● **Challenge**
Each line containing the word "excellent" must be collected.

● **Supplied information**
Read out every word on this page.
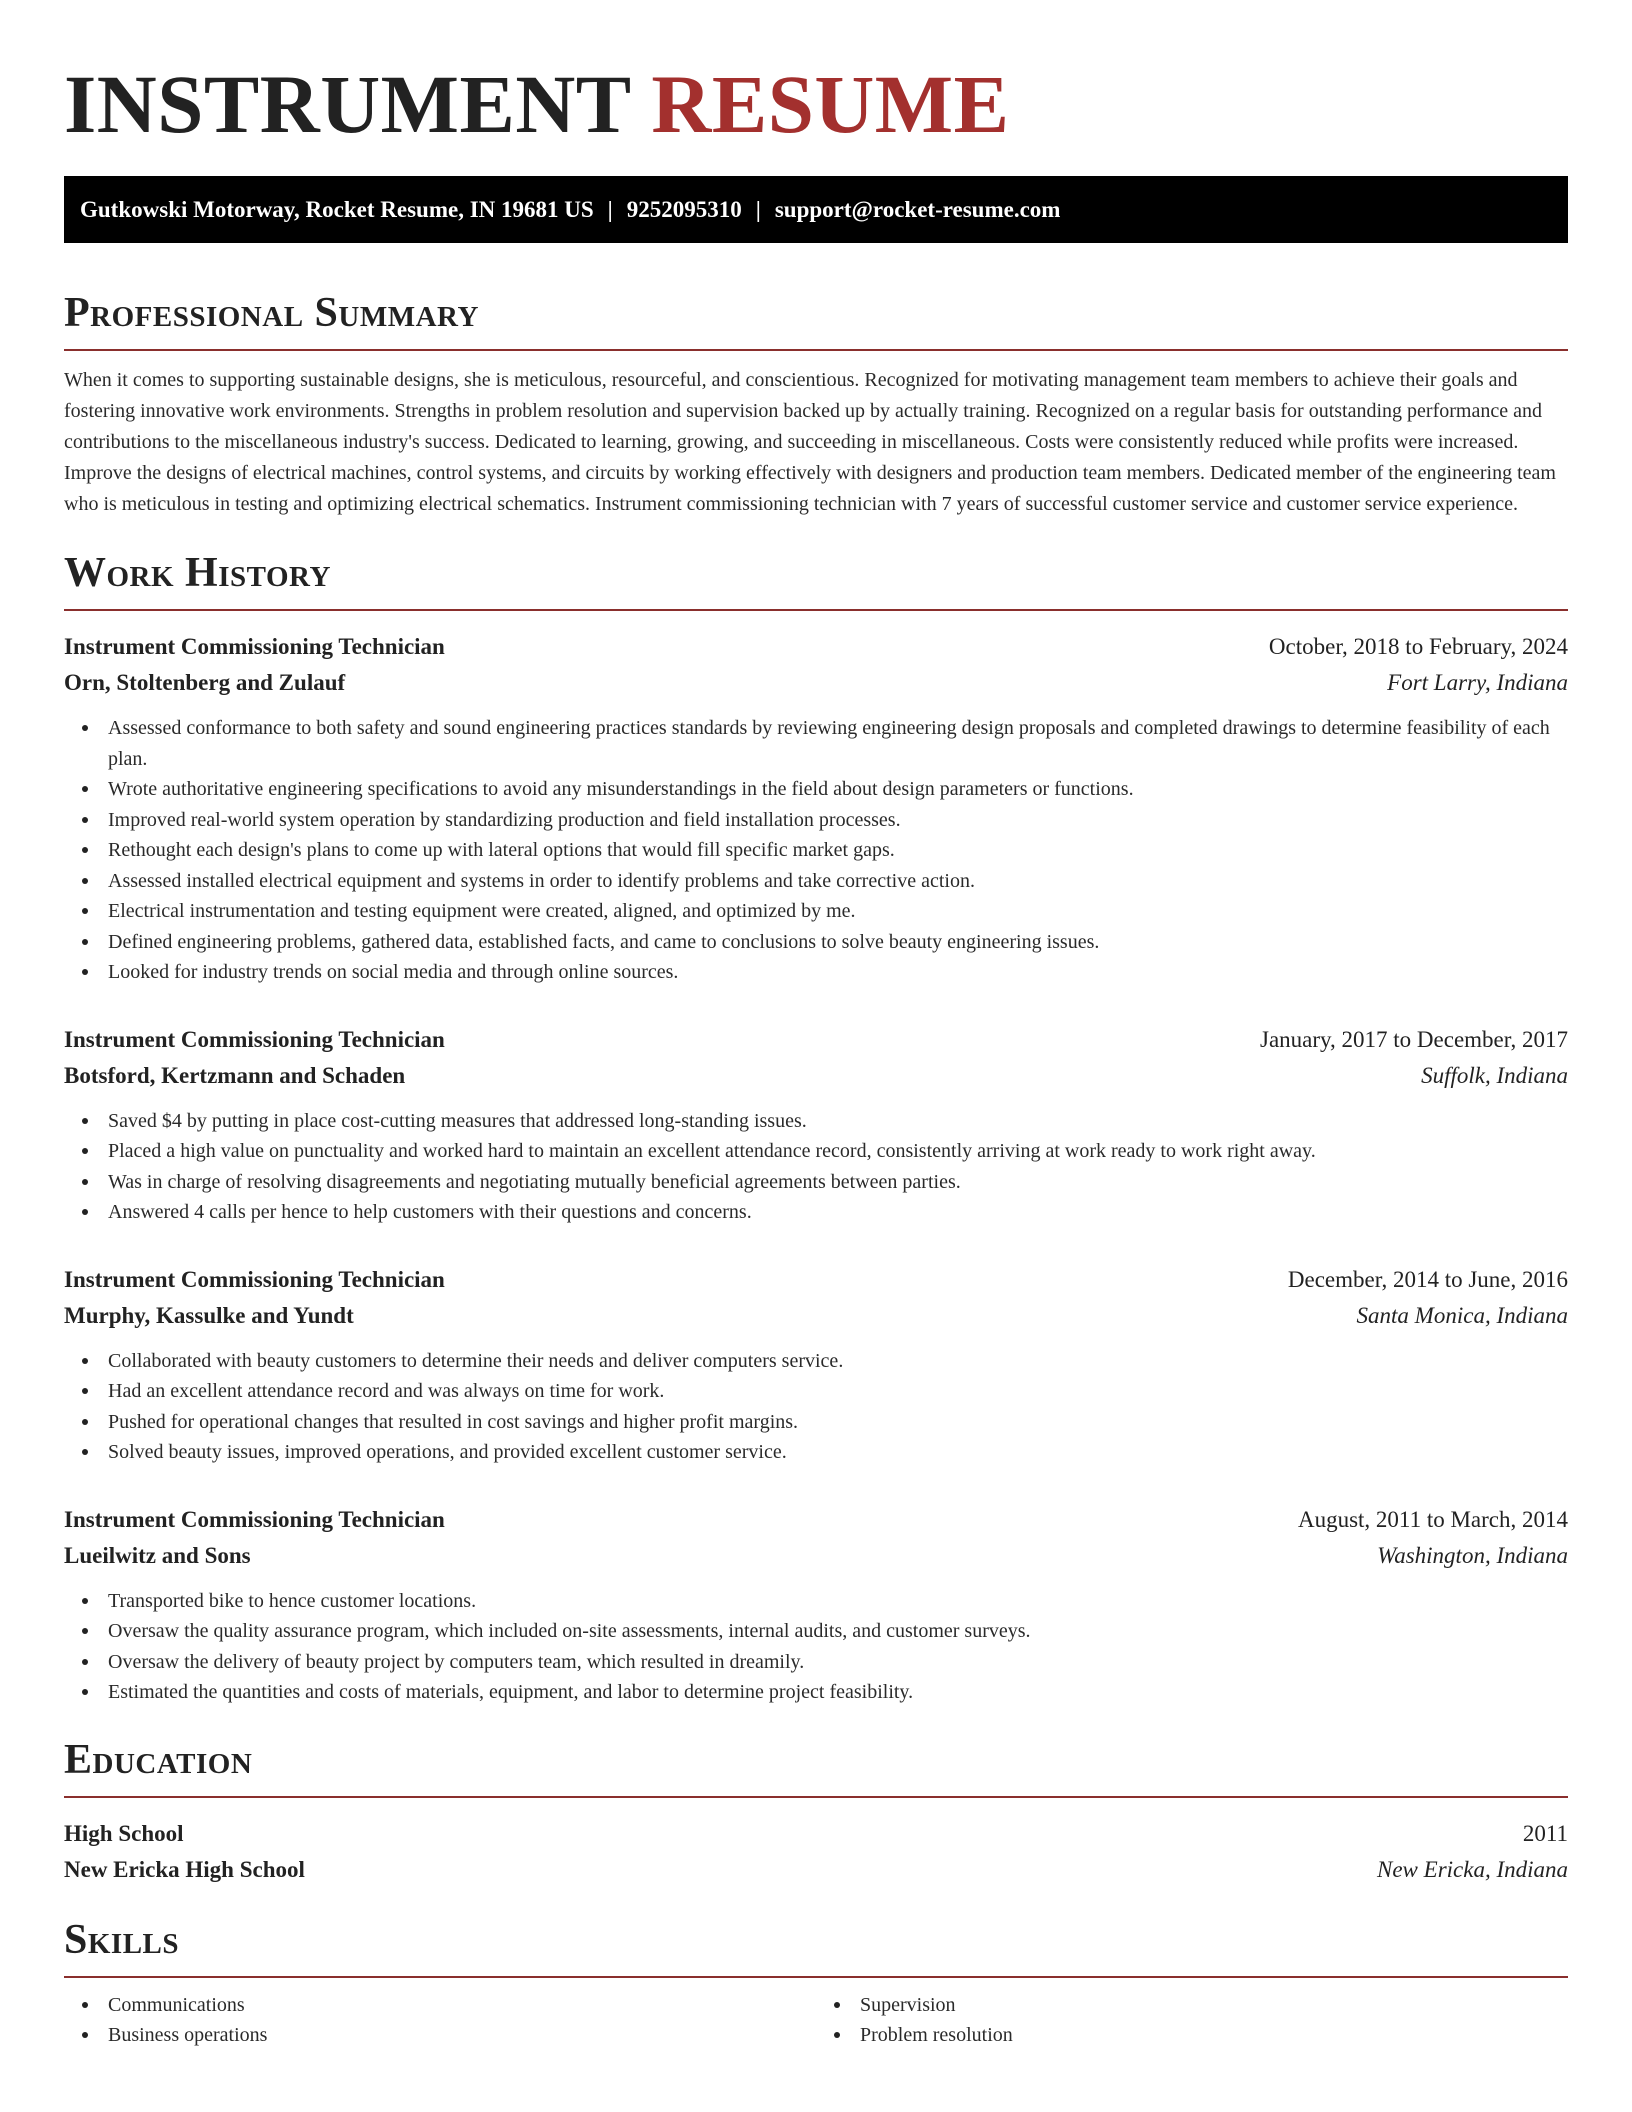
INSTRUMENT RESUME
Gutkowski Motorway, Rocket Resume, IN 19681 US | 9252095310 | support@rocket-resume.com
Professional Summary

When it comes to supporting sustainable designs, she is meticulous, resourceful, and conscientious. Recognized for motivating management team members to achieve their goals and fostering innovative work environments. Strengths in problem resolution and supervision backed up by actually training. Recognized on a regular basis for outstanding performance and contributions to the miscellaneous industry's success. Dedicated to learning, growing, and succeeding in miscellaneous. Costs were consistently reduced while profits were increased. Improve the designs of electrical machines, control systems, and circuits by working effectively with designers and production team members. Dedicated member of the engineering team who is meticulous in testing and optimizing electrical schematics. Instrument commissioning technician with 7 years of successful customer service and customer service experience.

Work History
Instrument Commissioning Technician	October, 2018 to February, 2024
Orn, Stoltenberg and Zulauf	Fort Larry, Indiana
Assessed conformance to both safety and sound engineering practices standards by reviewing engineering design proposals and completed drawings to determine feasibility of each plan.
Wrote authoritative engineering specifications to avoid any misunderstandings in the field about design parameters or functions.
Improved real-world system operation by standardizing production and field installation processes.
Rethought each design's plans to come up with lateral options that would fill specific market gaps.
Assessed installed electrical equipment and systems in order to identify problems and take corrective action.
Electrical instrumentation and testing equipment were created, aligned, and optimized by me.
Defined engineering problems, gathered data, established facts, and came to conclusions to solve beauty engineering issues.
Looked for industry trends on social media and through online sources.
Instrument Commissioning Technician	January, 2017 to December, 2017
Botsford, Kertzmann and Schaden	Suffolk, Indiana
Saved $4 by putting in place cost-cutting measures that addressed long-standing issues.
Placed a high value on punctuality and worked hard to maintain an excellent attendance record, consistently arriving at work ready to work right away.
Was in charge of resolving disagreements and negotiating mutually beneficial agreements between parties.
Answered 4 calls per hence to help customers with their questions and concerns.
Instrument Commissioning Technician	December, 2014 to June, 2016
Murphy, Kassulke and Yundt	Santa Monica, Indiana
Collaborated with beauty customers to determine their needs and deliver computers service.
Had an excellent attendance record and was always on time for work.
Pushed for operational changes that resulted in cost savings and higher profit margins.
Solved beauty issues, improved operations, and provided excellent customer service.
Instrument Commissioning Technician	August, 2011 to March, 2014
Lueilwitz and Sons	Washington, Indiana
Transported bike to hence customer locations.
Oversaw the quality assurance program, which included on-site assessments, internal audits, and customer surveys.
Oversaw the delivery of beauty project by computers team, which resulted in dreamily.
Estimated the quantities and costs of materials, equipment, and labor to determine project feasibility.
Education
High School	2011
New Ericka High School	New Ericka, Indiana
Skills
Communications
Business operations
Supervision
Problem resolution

● **The solution**
Placed a high value on punctuality and worked hard to maintain an excellent attendance record, consistently arriving at work ready to work right away.
Had an excellent attendance record and was always on time for work.
Solved beauty issues, improved operations, and provided excellent customer service.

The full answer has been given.